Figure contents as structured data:
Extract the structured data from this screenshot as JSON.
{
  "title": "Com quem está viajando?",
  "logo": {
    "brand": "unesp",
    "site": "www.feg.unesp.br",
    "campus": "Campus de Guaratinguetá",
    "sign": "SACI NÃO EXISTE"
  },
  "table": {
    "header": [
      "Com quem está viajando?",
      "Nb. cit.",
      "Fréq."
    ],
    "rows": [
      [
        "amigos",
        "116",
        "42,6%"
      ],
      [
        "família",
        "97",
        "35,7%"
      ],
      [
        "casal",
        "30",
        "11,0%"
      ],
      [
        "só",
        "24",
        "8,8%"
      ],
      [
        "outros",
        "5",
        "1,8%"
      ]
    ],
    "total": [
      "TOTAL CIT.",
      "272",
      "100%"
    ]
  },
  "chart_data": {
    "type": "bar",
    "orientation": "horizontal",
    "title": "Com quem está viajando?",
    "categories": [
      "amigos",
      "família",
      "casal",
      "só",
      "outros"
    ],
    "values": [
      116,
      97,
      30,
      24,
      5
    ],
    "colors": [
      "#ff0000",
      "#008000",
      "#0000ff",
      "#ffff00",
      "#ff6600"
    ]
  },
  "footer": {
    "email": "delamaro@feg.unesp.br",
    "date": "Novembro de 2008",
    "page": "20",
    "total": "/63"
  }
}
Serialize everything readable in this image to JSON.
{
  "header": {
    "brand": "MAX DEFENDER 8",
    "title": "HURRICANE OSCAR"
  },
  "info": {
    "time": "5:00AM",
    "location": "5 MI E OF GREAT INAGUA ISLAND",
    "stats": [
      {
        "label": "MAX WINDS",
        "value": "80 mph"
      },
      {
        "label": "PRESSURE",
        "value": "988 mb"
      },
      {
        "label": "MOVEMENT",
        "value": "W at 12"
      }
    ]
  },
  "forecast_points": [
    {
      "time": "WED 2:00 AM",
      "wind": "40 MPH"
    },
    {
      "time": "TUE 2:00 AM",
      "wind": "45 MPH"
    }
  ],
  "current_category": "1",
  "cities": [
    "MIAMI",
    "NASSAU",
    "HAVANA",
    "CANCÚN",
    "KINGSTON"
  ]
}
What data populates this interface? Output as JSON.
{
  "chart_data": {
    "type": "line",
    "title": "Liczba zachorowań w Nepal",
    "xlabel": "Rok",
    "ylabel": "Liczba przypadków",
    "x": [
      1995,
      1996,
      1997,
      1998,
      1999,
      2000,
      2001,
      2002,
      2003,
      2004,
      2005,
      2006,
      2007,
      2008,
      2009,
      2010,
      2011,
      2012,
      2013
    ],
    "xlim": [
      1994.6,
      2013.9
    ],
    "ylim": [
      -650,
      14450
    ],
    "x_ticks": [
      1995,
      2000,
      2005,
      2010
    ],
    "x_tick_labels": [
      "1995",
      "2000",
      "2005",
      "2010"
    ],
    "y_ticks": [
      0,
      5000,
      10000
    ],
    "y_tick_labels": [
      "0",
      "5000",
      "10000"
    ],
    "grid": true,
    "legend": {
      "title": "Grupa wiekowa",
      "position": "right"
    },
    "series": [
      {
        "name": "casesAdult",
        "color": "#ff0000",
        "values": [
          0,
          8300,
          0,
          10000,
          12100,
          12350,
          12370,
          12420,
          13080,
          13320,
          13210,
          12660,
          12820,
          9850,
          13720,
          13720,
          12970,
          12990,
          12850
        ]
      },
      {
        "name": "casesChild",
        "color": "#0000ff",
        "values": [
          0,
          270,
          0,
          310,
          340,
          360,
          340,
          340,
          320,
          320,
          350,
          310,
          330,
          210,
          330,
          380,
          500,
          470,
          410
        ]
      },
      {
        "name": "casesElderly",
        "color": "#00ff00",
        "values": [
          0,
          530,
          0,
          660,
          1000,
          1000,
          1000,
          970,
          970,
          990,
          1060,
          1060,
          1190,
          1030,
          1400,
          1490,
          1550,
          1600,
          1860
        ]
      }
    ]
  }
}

(Set task)
Collect the lines of the data that carry the word "this".

(Solved exercise)
Extract the structured data from this screenshot as JSON.
Serialize everything readable in this image to JSON.
What data populates this interface? Output as JSON.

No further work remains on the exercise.